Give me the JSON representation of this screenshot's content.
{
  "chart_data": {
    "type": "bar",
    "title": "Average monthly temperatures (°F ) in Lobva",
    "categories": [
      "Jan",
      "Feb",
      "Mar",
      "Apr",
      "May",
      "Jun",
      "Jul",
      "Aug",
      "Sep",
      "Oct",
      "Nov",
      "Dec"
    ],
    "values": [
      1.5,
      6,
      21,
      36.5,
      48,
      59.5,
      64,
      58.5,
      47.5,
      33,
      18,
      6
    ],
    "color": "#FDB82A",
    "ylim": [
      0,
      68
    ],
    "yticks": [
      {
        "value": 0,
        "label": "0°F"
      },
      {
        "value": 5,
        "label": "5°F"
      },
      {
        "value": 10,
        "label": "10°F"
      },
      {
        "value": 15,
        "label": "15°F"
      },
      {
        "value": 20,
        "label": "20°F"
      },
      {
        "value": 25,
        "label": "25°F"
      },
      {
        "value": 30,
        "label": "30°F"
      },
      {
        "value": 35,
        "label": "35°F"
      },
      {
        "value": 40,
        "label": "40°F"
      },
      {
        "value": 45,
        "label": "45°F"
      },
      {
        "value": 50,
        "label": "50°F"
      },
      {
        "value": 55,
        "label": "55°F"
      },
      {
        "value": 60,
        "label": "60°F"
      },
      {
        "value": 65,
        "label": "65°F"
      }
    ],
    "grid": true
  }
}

* _STATED GOAL_
Extract every line above exactly as it stands.

* _RESULT_
Give me the JSON representation of this screenshot's content.
{
  "chart_data": {
    "type": "bar",
    "title": "Average monthly temperatures (°F ) in Lobva",
    "categories": [
      "Jan",
      "Feb",
      "Mar",
      "Apr",
      "May",
      "Jun",
      "Jul",
      "Aug",
      "Sep",
      "Oct",
      "Nov",
      "Dec"
    ],
    "values": [
      1.5,
      6,
      21,
      36.5,
      48,
      59.5,
      64,
      58.5,
      47.5,
      33,
      18,
      6
    ],
    "color": "#FDB82A",
    "ylim": [
      0,
      68
    ],
    "yticks": [
      {
        "value": 0,
        "label": "0°F"
      },
      {
        "value": 5,
        "label": "5°F"
      },
      {
        "value": 10,
        "label": "10°F"
      },
      {
        "value": 15,
        "label": "15°F"
      },
      {
        "value": 20,
        "label": "20°F"
      },
      {
        "value": 25,
        "label": "25°F"
      },
      {
        "value": 30,
        "label": "30°F"
      },
      {
        "value": 35,
        "label": "35°F"
      },
      {
        "value": 40,
        "label": "40°F"
      },
      {
        "value": 45,
        "label": "45°F"
      },
      {
        "value": 50,
        "label": "50°F"
      },
      {
        "value": 55,
        "label": "55°F"
      },
      {
        "value": 60,
        "label": "60°F"
      },
      {
        "value": 65,
        "label": "65°F"
      }
    ],
    "grid": true
  }
}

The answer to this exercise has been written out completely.